REQUIREMENT:
Write out the data again exactly, skipping every picture.

━━━ DATASET RECORDS ━━━

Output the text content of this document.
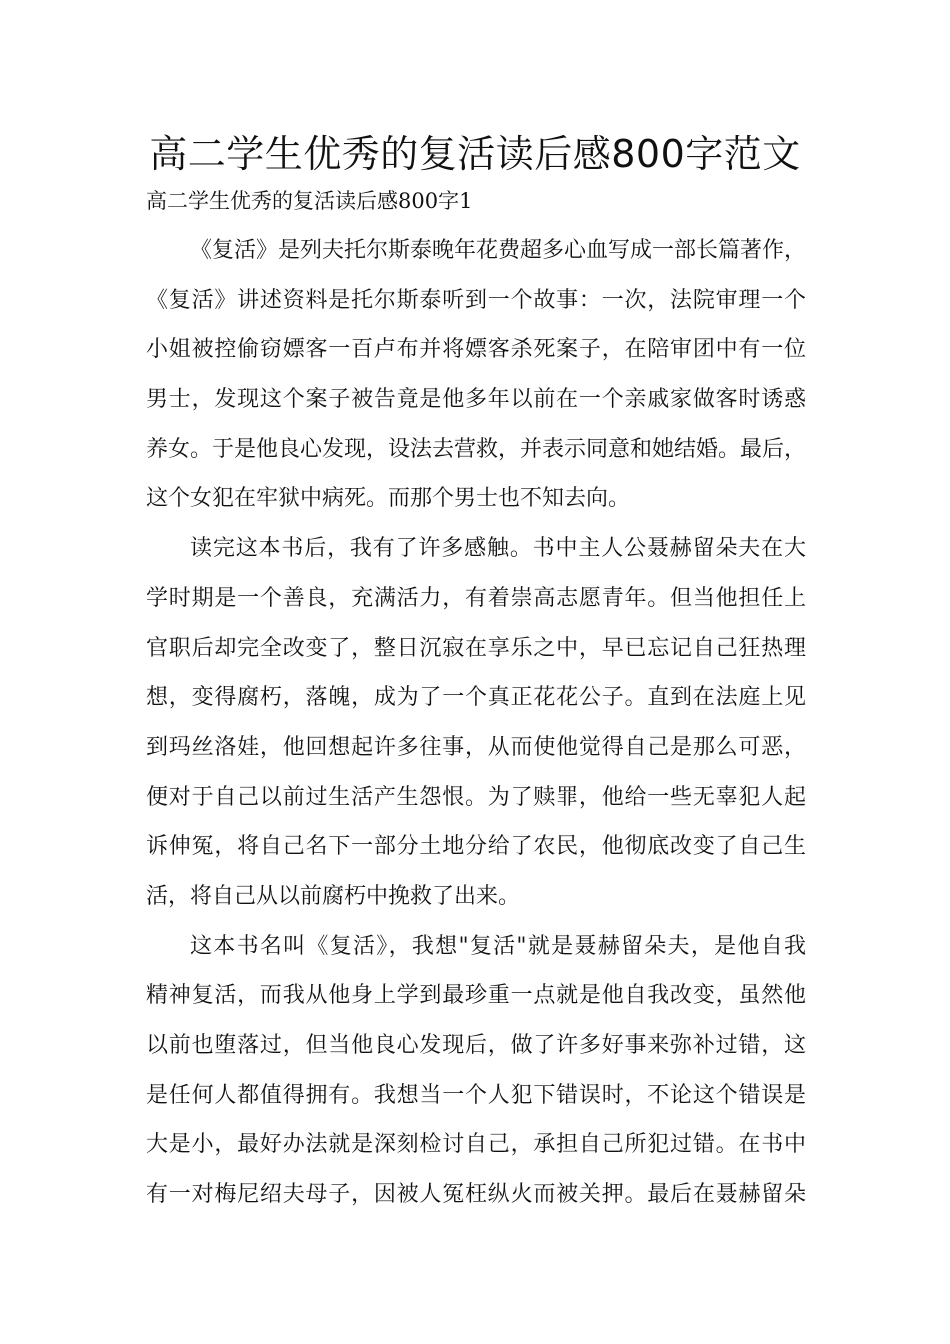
高二学生优秀的复活读后感800字范文

高二学生优秀的复活读后感800字1

《复活》是列夫托尔斯泰晚年花费超多心血写成一部长篇著作，
《复活》讲述资料是托尔斯泰听到一个故事：一次，法院审理一个
小姐被控偷窃嫖客一百卢布并将嫖客杀死案子，在陪审团中有一位
男士，发现这个案子被告竟是他多年以前在一个亲戚家做客时诱惑
养女。于是他良心发现，设法去营救，并表示同意和她结婚。最后，
这个女犯在牢狱中病死。而那个男士也不知去向。
读完这本书后，我有了许多感触。书中主人公聂赫留朵夫在大
学时期是一个善良，充满活力，有着崇高志愿青年。但当他担任上
官职后却完全改变了，整日沉寂在享乐之中，早已忘记自己狂热理
想，变得腐朽，落魄，成为了一个真正花花公子。直到在法庭上见
到玛丝洛娃，他回想起许多往事，从而使他觉得自己是那么可恶，
便对于自己以前过生活产生怨恨。为了赎罪，他给一些无辜犯人起
诉伸冤，将自己名下一部分土地分给了农民，他彻底改变了自己生
活，将自己从以前腐朽中挽救了出来。
这本书名叫《复活》，我想"复活"就是聂赫留朵夫，是他自我
精神复活，而我从他身上学到最珍重一点就是他自我改变，虽然他
以前也堕落过，但当他良心发现后，做了许多好事来弥补过错，这
是任何人都值得拥有。我想当一个人犯下错误时，不论这个错误是
大是小，最好办法就是深刻检讨自己，承担自己所犯过错。在书中
有一对梅尼绍夫母子，因被人冤枉纵火而被关押。最后在聂赫留朵
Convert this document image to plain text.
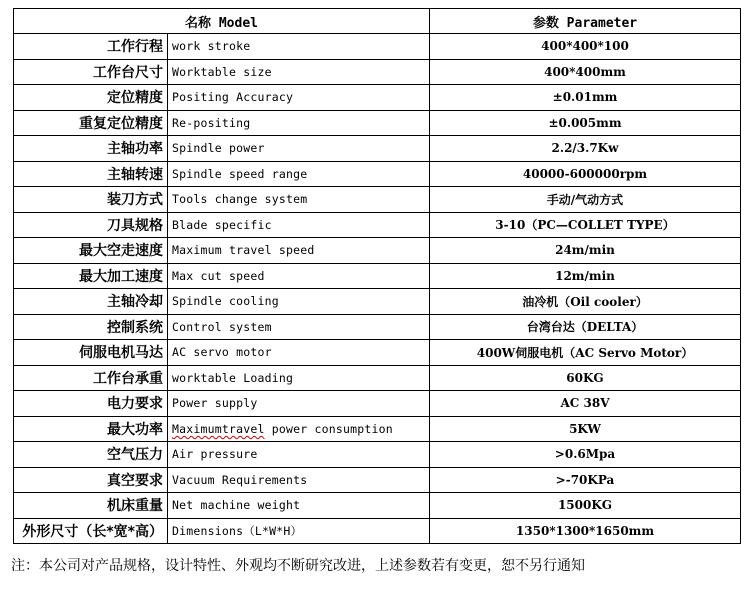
名称 Model		参数 Parameter
工作行程	work stroke	400*400*100
工作台尺寸	Worktable size	400*400mm
定位精度	Positing Accuracy	±0.01mm
重复定位精度	Re-positing	±0.005mm
主轴功率	Spindle power	2.2/3.7Kw
主轴转速	Spindle speed range	40000-600000rpm
装刀方式	Tools change system	手动/气动方式
刀具规格	Blade specific	3-10（PC—COLLET TYPE）
最大空走速度	Maximum travel speed	24m/min
最大加工速度	Max cut speed	12m/min
主轴冷却	Spindle cooling	油冷机（Oil cooler）
控制系统	Control system	台湾台达（DELTA）
伺服电机马达	AC servo motor	400W伺服电机（AC Servo Motor）
工作台承重	worktable Loading	60KG
电力要求	Power supply	AC 38V
最大功率	Maximumtravel power consumption	5KW
空气压力	Air pressure	>0.6Mpa
真空要求	Vacuum Requirements	>-70KPa
机床重量	Net machine weight	1500KG
外形尺寸（长*宽*高）	Dimensions（L*W*H）	1350*1300*1650mm
注：本公司对产品规格，设计特性、外观均不断研究改进，上述参数若有变更，恕不另行通知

━━━

TASK RESULT:
Output the text content of this document.
高二学生优秀的复活读后感800字范文

高二学生优秀的复活读后感800字1

《复活》是列夫托尔斯泰晚年花费超多心血写成一部长篇著作，
《复活》讲述资料是托尔斯泰听到一个故事：一次，法院审理一个
小姐被控偷窃嫖客一百卢布并将嫖客杀死案子，在陪审团中有一位
男士，发现这个案子被告竟是他多年以前在一个亲戚家做客时诱惑
养女。于是他良心发现，设法去营救，并表示同意和她结婚。最后，
这个女犯在牢狱中病死。而那个男士也不知去向。
读完这本书后，我有了许多感触。书中主人公聂赫留朵夫在大
学时期是一个善良，充满活力，有着崇高志愿青年。但当他担任上
官职后却完全改变了，整日沉寂在享乐之中，早已忘记自己狂热理
想，变得腐朽，落魄，成为了一个真正花花公子。直到在法庭上见
到玛丝洛娃，他回想起许多往事，从而使他觉得自己是那么可恶，
便对于自己以前过生活产生怨恨。为了赎罪，他给一些无辜犯人起
诉伸冤，将自己名下一部分土地分给了农民，他彻底改变了自己生
活，将自己从以前腐朽中挽救了出来。
这本书名叫《复活》，我想"复活"就是聂赫留朵夫，是他自我
精神复活，而我从他身上学到最珍重一点就是他自我改变，虽然他
以前也堕落过，但当他良心发现后，做了许多好事来弥补过错，这
是任何人都值得拥有。我想当一个人犯下错误时，不论这个错误是
大是小，最好办法就是深刻检讨自己，承担自己所犯过错。在书中
有一对梅尼绍夫母子，因被人冤枉纵火而被关押。最后在聂赫留朵
Convert this document image to plain text.
名称 Model		参数 Parameter
工作行程	work stroke	400*400*100
工作台尺寸	Worktable size	400*400mm
定位精度	Positing Accuracy	±0.01mm
重复定位精度	Re-positing	±0.005mm
主轴功率	Spindle power	2.2/3.7Kw
主轴转速	Spindle speed range	40000-600000rpm
装刀方式	Tools change system	手动/气动方式
刀具规格	Blade specific	3-10（PC—COLLET TYPE）
最大空走速度	Maximum travel speed	24m/min
最大加工速度	Max cut speed	12m/min
主轴冷却	Spindle cooling	油冷机（Oil cooler）
控制系统	Control system	台湾台达（DELTA）
伺服电机马达	AC servo motor	400W伺服电机（AC Servo Motor）
工作台承重	worktable Loading	60KG
电力要求	Power supply	AC 38V
最大功率	Maximumtravel power consumption	5KW
空气压力	Air pressure	>0.6Mpa
真空要求	Vacuum Requirements	>-70KPa
机床重量	Net machine weight	1500KG
外形尺寸（长*宽*高）	Dimensions（L*W*H）	1350*1300*1650mm
注：本公司对产品规格，设计特性、外观均不断研究改进，上述参数若有变更，恕不另行通知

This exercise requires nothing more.